Records from a data collection
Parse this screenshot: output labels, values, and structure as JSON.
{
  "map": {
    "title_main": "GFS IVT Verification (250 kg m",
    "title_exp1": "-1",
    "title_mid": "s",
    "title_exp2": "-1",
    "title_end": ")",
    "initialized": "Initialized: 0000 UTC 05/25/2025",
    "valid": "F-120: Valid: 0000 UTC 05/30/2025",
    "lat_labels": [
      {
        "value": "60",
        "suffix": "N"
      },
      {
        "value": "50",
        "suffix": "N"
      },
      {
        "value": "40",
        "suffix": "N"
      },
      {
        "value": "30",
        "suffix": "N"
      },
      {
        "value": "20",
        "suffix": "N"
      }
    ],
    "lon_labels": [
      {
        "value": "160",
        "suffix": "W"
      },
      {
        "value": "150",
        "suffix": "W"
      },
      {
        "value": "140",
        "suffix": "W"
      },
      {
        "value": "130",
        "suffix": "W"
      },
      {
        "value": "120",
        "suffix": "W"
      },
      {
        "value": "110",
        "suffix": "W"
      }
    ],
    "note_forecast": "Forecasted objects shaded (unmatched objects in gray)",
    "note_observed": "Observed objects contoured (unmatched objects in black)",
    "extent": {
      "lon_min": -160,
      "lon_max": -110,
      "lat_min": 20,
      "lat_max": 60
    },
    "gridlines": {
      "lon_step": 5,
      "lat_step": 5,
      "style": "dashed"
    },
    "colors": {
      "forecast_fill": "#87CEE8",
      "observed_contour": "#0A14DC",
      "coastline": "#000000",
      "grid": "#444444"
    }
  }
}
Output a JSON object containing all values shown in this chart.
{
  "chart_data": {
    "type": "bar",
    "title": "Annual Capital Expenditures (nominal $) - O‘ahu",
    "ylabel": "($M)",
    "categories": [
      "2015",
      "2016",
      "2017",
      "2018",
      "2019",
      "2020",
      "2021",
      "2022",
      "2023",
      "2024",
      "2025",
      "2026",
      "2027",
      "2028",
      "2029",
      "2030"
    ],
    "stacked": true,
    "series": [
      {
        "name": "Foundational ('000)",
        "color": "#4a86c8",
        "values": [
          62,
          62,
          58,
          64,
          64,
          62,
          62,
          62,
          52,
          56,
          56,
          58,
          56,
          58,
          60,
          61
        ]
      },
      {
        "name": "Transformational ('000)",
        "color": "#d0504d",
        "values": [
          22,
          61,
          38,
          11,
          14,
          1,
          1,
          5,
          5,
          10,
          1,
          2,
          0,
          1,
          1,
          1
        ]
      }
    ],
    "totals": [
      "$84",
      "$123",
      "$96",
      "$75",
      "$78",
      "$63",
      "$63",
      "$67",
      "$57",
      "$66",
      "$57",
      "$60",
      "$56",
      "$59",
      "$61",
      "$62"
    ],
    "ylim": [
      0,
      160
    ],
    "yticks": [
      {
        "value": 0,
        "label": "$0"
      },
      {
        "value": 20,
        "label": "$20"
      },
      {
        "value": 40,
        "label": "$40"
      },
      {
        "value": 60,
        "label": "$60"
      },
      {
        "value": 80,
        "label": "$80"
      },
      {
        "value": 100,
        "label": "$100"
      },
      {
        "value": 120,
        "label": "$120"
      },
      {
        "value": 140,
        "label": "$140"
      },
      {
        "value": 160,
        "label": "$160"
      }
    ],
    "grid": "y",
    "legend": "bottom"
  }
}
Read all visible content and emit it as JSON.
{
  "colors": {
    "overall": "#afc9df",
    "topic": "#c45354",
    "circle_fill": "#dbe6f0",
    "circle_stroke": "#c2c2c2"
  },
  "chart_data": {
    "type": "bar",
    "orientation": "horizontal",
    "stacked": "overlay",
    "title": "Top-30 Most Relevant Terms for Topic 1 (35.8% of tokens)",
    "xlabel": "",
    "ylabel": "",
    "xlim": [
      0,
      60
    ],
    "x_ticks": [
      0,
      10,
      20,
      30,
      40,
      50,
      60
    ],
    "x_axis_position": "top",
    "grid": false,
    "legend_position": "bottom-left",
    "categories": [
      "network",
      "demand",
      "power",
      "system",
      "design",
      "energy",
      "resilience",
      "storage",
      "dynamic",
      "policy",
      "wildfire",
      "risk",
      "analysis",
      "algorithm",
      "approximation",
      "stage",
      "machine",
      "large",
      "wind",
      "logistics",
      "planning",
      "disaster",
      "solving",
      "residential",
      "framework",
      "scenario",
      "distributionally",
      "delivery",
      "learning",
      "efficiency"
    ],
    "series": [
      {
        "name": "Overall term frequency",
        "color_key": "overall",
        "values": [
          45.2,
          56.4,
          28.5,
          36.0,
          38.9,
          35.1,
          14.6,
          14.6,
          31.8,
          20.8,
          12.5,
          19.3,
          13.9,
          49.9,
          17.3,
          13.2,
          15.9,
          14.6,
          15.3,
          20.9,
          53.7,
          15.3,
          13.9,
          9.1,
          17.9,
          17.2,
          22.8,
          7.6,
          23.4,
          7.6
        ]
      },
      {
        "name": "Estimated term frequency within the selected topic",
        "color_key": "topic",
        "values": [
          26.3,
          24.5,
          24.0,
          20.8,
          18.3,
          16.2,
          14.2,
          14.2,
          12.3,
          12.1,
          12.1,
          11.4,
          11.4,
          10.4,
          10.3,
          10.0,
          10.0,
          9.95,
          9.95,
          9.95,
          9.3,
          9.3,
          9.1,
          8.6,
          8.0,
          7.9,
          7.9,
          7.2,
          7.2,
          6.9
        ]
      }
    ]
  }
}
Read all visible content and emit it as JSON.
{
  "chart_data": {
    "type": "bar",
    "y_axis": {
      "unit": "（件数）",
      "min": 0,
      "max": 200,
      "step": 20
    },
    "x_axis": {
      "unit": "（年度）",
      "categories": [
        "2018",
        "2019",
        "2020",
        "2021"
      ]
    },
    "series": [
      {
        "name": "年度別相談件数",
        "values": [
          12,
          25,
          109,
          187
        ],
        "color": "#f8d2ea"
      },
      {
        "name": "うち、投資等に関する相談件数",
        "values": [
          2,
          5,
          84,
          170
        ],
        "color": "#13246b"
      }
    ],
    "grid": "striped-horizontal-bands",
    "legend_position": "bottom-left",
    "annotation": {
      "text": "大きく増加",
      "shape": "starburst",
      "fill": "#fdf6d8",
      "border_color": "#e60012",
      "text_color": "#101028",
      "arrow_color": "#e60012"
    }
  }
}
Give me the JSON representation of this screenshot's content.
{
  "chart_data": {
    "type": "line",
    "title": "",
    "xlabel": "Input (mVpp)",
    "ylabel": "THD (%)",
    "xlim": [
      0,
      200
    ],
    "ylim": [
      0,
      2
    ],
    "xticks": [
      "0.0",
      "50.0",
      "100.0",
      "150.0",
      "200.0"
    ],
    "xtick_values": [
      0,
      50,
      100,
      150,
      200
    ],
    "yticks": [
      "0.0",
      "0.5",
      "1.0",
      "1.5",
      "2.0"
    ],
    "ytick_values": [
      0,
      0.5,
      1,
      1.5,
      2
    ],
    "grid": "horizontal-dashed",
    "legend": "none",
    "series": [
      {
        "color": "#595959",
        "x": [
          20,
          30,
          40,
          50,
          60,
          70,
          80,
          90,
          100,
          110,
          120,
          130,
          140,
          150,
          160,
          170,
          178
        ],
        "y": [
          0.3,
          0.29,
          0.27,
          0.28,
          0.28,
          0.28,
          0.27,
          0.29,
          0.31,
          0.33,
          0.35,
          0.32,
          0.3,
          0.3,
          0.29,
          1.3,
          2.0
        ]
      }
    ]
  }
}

◆ Stated exercise
Set down all of the entries exactly, please.

◆ Worked solution
Parse this screenshot: output labels, values, and structure as JSON.
{
  "map": {
    "title_main": "GFS IVT Verification (250 kg m",
    "title_exp1": "-1",
    "title_mid": "s",
    "title_exp2": "-1",
    "title_end": ")",
    "initialized": "Initialized: 0000 UTC 05/25/2025",
    "valid": "F-120: Valid: 0000 UTC 05/30/2025",
    "lat_labels": [
      {
        "value": "60",
        "suffix": "N"
      },
      {
        "value": "50",
        "suffix": "N"
      },
      {
        "value": "40",
        "suffix": "N"
      },
      {
        "value": "30",
        "suffix": "N"
      },
      {
        "value": "20",
        "suffix": "N"
      }
    ],
    "lon_labels": [
      {
        "value": "160",
        "suffix": "W"
      },
      {
        "value": "150",
        "suffix": "W"
      },
      {
        "value": "140",
        "suffix": "W"
      },
      {
        "value": "130",
        "suffix": "W"
      },
      {
        "value": "120",
        "suffix": "W"
      },
      {
        "value": "110",
        "suffix": "W"
      }
    ],
    "note_forecast": "Forecasted objects shaded (unmatched objects in gray)",
    "note_observed": "Observed objects contoured (unmatched objects in black)",
    "extent": {
      "lon_min": -160,
      "lon_max": -110,
      "lat_min": 20,
      "lat_max": 60
    },
    "gridlines": {
      "lon_step": 5,
      "lat_step": 5,
      "style": "dashed"
    },
    "colors": {
      "forecast_fill": "#87CEE8",
      "observed_contour": "#0A14DC",
      "coastline": "#000000",
      "grid": "#444444"
    }
  }
}
Output a JSON object containing all values shown in this chart.
{
  "chart_data": {
    "type": "bar",
    "title": "Annual Capital Expenditures (nominal $) - O‘ahu",
    "ylabel": "($M)",
    "categories": [
      "2015",
      "2016",
      "2017",
      "2018",
      "2019",
      "2020",
      "2021",
      "2022",
      "2023",
      "2024",
      "2025",
      "2026",
      "2027",
      "2028",
      "2029",
      "2030"
    ],
    "stacked": true,
    "series": [
      {
        "name": "Foundational ('000)",
        "color": "#4a86c8",
        "values": [
          62,
          62,
          58,
          64,
          64,
          62,
          62,
          62,
          52,
          56,
          56,
          58,
          56,
          58,
          60,
          61
        ]
      },
      {
        "name": "Transformational ('000)",
        "color": "#d0504d",
        "values": [
          22,
          61,
          38,
          11,
          14,
          1,
          1,
          5,
          5,
          10,
          1,
          2,
          0,
          1,
          1,
          1
        ]
      }
    ],
    "totals": [
      "$84",
      "$123",
      "$96",
      "$75",
      "$78",
      "$63",
      "$63",
      "$67",
      "$57",
      "$66",
      "$57",
      "$60",
      "$56",
      "$59",
      "$61",
      "$62"
    ],
    "ylim": [
      0,
      160
    ],
    "yticks": [
      {
        "value": 0,
        "label": "$0"
      },
      {
        "value": 20,
        "label": "$20"
      },
      {
        "value": 40,
        "label": "$40"
      },
      {
        "value": 60,
        "label": "$60"
      },
      {
        "value": 80,
        "label": "$80"
      },
      {
        "value": 100,
        "label": "$100"
      },
      {
        "value": 120,
        "label": "$120"
      },
      {
        "value": 140,
        "label": "$140"
      },
      {
        "value": 160,
        "label": "$160"
      }
    ],
    "grid": "y",
    "legend": "bottom"
  }
}
Read all visible content and emit it as JSON.
{
  "colors": {
    "overall": "#afc9df",
    "topic": "#c45354",
    "circle_fill": "#dbe6f0",
    "circle_stroke": "#c2c2c2"
  },
  "chart_data": {
    "type": "bar",
    "orientation": "horizontal",
    "stacked": "overlay",
    "title": "Top-30 Most Relevant Terms for Topic 1 (35.8% of tokens)",
    "xlabel": "",
    "ylabel": "",
    "xlim": [
      0,
      60
    ],
    "x_ticks": [
      0,
      10,
      20,
      30,
      40,
      50,
      60
    ],
    "x_axis_position": "top",
    "grid": false,
    "legend_position": "bottom-left",
    "categories": [
      "network",
      "demand",
      "power",
      "system",
      "design",
      "energy",
      "resilience",
      "storage",
      "dynamic",
      "policy",
      "wildfire",
      "risk",
      "analysis",
      "algorithm",
      "approximation",
      "stage",
      "machine",
      "large",
      "wind",
      "logistics",
      "planning",
      "disaster",
      "solving",
      "residential",
      "framework",
      "scenario",
      "distributionally",
      "delivery",
      "learning",
      "efficiency"
    ],
    "series": [
      {
        "name": "Overall term frequency",
        "color_key": "overall",
        "values": [
          45.2,
          56.4,
          28.5,
          36.0,
          38.9,
          35.1,
          14.6,
          14.6,
          31.8,
          20.8,
          12.5,
          19.3,
          13.9,
          49.9,
          17.3,
          13.2,
          15.9,
          14.6,
          15.3,
          20.9,
          53.7,
          15.3,
          13.9,
          9.1,
          17.9,
          17.2,
          22.8,
          7.6,
          23.4,
          7.6
        ]
      },
      {
        "name": "Estimated term frequency within the selected topic",
        "color_key": "topic",
        "values": [
          26.3,
          24.5,
          24.0,
          20.8,
          18.3,
          16.2,
          14.2,
          14.2,
          12.3,
          12.1,
          12.1,
          11.4,
          11.4,
          10.4,
          10.3,
          10.0,
          10.0,
          9.95,
          9.95,
          9.95,
          9.3,
          9.3,
          9.1,
          8.6,
          8.0,
          7.9,
          7.9,
          7.2,
          7.2,
          6.9
        ]
      }
    ]
  }
}
Read all visible content and emit it as JSON.
{
  "chart_data": {
    "type": "bar",
    "y_axis": {
      "unit": "（件数）",
      "min": 0,
      "max": 200,
      "step": 20
    },
    "x_axis": {
      "unit": "（年度）",
      "categories": [
        "2018",
        "2019",
        "2020",
        "2021"
      ]
    },
    "series": [
      {
        "name": "年度別相談件数",
        "values": [
          12,
          25,
          109,
          187
        ],
        "color": "#f8d2ea"
      },
      {
        "name": "うち、投資等に関する相談件数",
        "values": [
          2,
          5,
          84,
          170
        ],
        "color": "#13246b"
      }
    ],
    "grid": "striped-horizontal-bands",
    "legend_position": "bottom-left",
    "annotation": {
      "text": "大きく増加",
      "shape": "starburst",
      "fill": "#fdf6d8",
      "border_color": "#e60012",
      "text_color": "#101028",
      "arrow_color": "#e60012"
    }
  }
}
Give me the JSON representation of this screenshot's content.
{
  "chart_data": {
    "type": "line",
    "title": "",
    "xlabel": "Input (mVpp)",
    "ylabel": "THD (%)",
    "xlim": [
      0,
      200
    ],
    "ylim": [
      0,
      2
    ],
    "xticks": [
      "0.0",
      "50.0",
      "100.0",
      "150.0",
      "200.0"
    ],
    "xtick_values": [
      0,
      50,
      100,
      150,
      200
    ],
    "yticks": [
      "0.0",
      "0.5",
      "1.0",
      "1.5",
      "2.0"
    ],
    "ytick_values": [
      0,
      0.5,
      1,
      1.5,
      2
    ],
    "grid": "horizontal-dashed",
    "legend": "none",
    "series": [
      {
        "color": "#595959",
        "x": [
          20,
          30,
          40,
          50,
          60,
          70,
          80,
          90,
          100,
          110,
          120,
          130,
          140,
          150,
          160,
          170,
          178
        ],
        "y": [
          0.3,
          0.29,
          0.27,
          0.28,
          0.28,
          0.28,
          0.27,
          0.29,
          0.31,
          0.33,
          0.35,
          0.32,
          0.3,
          0.3,
          0.29,
          1.3,
          2.0
        ]
      }
    ]
  }
}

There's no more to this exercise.